- [Request]
Repeat each record below exactly, dropping the pictures.

================================

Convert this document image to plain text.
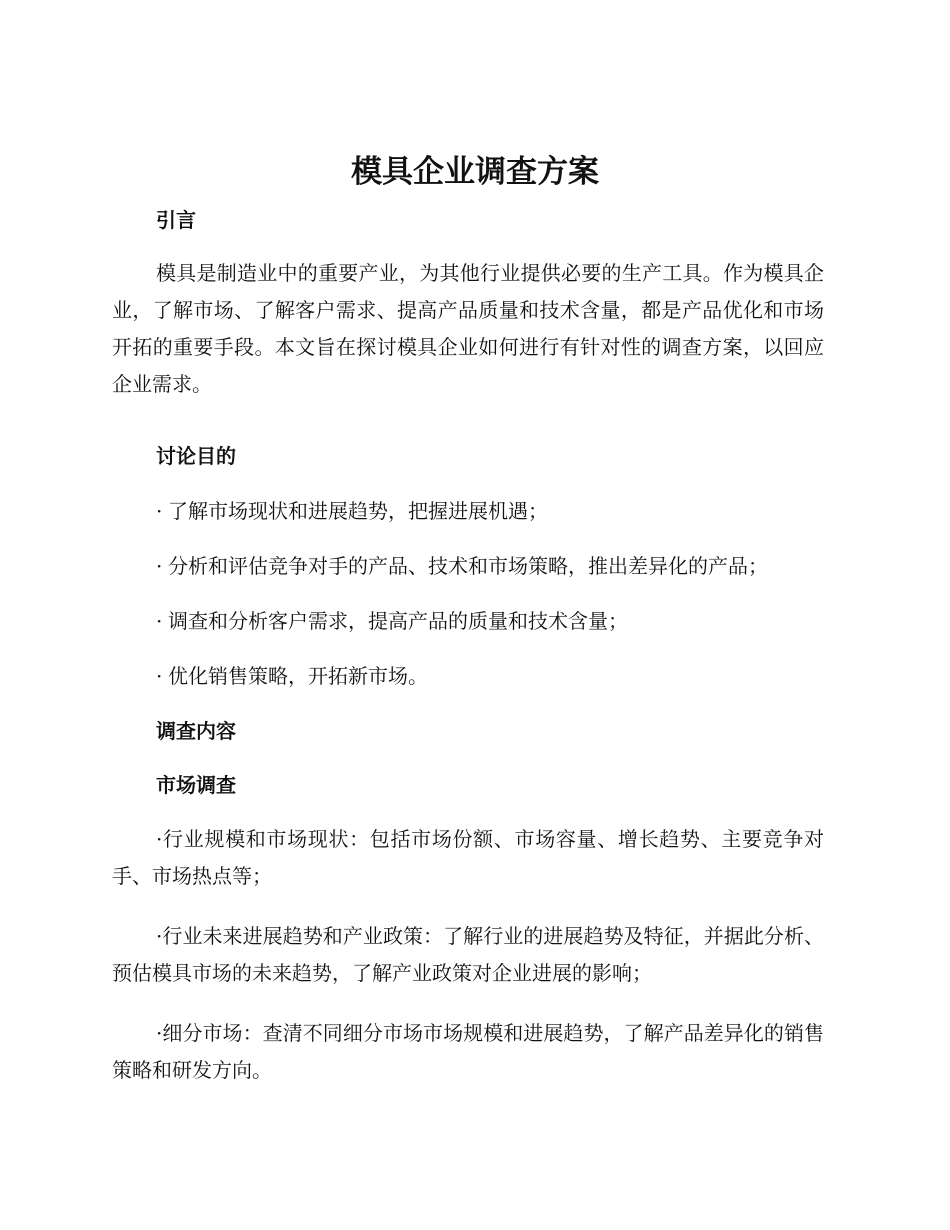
模具企业调查方案
引言

模具是制造业中的重要产业，为其他行业提供必要的生产工具。作为模具企业，了解市场、了解客户需求、提高产品质量和技术含量，都是产品优化和市场开拓的重要手段。本文旨在探讨模具企业如何进行有针对性的调查方案，以回应企业需求。

讨论目的

· 了解市场现状和进展趋势，把握进展机遇；

· 分析和评估竞争对手的产品、技术和市场策略，推出差异化的产品；

· 调查和分析客户需求，提高产品的质量和技术含量；

· 优化销售策略，开拓新市场。

调查内容
市场调查

·行业规模和市场现状：包括市场份额、市场容量、增长趋势、主要竞争对手、市场热点等；

·行业未来进展趋势和产业政策：了解行业的进展趋势及特征，并据此分析、预估模具市场的未来趋势，了解产业政策对企业进展的影响；

·细分市场：查清不同细分市场市场规模和进展趋势，了解产品差异化的销售策略和研发方向。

================================

- [Expected answer]
Convert this document image to plain text.
模具企业调查方案
引言

模具是制造业中的重要产业，为其他行业提供必要的生产工具。作为模具企业，了解市场、了解客户需求、提高产品质量和技术含量，都是产品优化和市场开拓的重要手段。本文旨在探讨模具企业如何进行有针对性的调查方案，以回应企业需求。

讨论目的

· 了解市场现状和进展趋势，把握进展机遇；

· 分析和评估竞争对手的产品、技术和市场策略，推出差异化的产品；

· 调查和分析客户需求，提高产品的质量和技术含量；

· 优化销售策略，开拓新市场。

调查内容
市场调查

·行业规模和市场现状：包括市场份额、市场容量、增长趋势、主要竞争对手、市场热点等；

·行业未来进展趋势和产业政策：了解行业的进展趋势及特征，并据此分析、预估模具市场的未来趋势，了解产业政策对企业进展的影响；

·细分市场：查清不同细分市场市场规模和进展趋势，了解产品差异化的销售策略和研发方向。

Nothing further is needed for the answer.